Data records
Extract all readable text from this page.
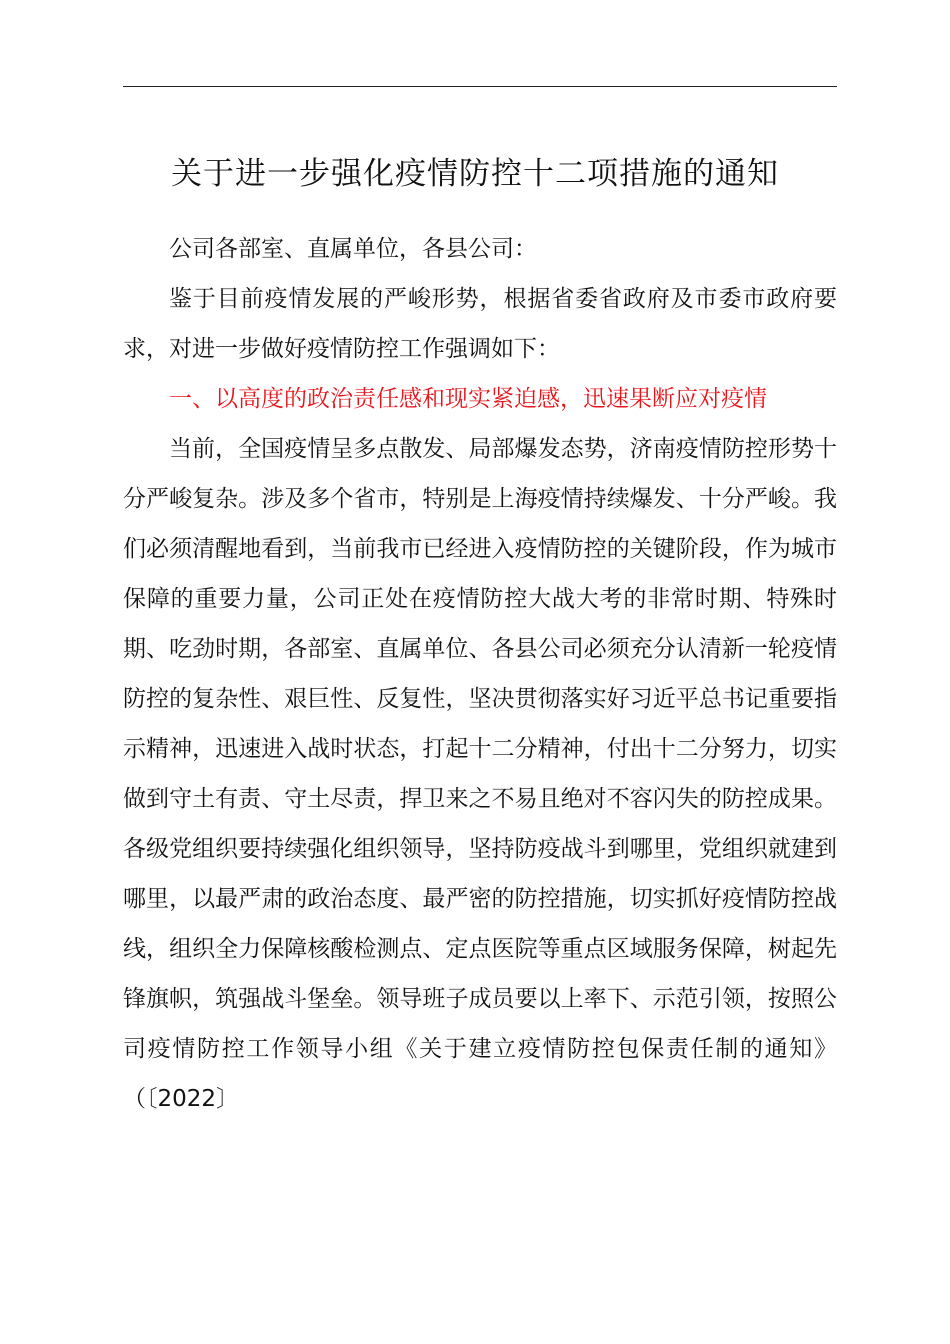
关于进一步强化疫情防控十二项措施的通知

公司各部室、直属单位，各县公司：

鉴于目前疫情发展的严峻形势，根据省委省政府及市委市政府要求，对进一步做好疫情防控工作强调如下：

一、以高度的政治责任感和现实紧迫感，迅速果断应对疫情

当前，全国疫情呈多点散发、局部爆发态势，济南疫情防控形势十分严峻复杂。涉及多个省市，特别是上海疫情持续爆发、十分严峻。我们必须清醒地看到，当前我市已经进入疫情防控的关键阶段，作为城市保障的重要力量，公司正处在疫情防控大战大考的非常时期、特殊时期、吃劲时期，各部室、直属单位、各县公司必须充分认清新一轮疫情防控的复杂性、艰巨性、反复性，坚决贯彻落实好习近平总书记重要指示精神，迅速进入战时状态，打起十二分精神，付出十二分努力，切实做到守土有责、守土尽责，捍卫来之不易且绝对不容闪失的防控成果。各级党组织要持续强化组织领导，坚持防疫战斗到哪里，党组织就建到哪里，以最严肃的政治态度、最严密的防控措施，切实抓好疫情防控战线，组织全力保障核酸检测点、定点医院等重点区域服务保障，树起先锋旗帜，筑强战斗堡垒。领导班子成员要以上率下、示范引领，按照公司疫情防控工作领导小组《关于建立疫情防控包保责任制的通知》（〔2022〕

#### Given instruction:
Pull every line containing the word "直属单位" out of the material.

#### Task output:
公司各部室、直属单位，各县公司：
当前，全国疫情呈多点散发、局部爆发态势，济南疫情防控形势十分严峻复杂。涉及多个省市，特别是上海疫情持续爆发、十分严峻。我们必须清醒地看到，当前我市已经进入疫情防控的关键阶段，作为城市保障的重要力量，公司正处在疫情防控大战大考的非常时期、特殊时期、吃劲时期，各部室、直属单位、各县公司必须充分认清新一轮疫情防控的复杂性、艰巨性、反复性，坚决贯彻落实好习近平总书记重要指示精神，迅速进入战时状态，打起十二分精神，付出十二分努力，切实做到守土有责、守土尽责，捍卫来之不易且绝对不容闪失的防控成果。各级党组织要持续强化组织领导，坚持防疫战斗到哪里，党组织就建到哪里，以最严肃的政治态度、最严密的防控措施，切实抓好疫情防控战线，组织全力保障核酸检测点、定点医院等重点区域服务保障，树起先锋旗帜，筑强战斗堡垒。领导班子成员要以上率下、示范引领，按照公司疫情防控工作领导小组《关于建立疫情防控包保责任制的通知》（〔2022〕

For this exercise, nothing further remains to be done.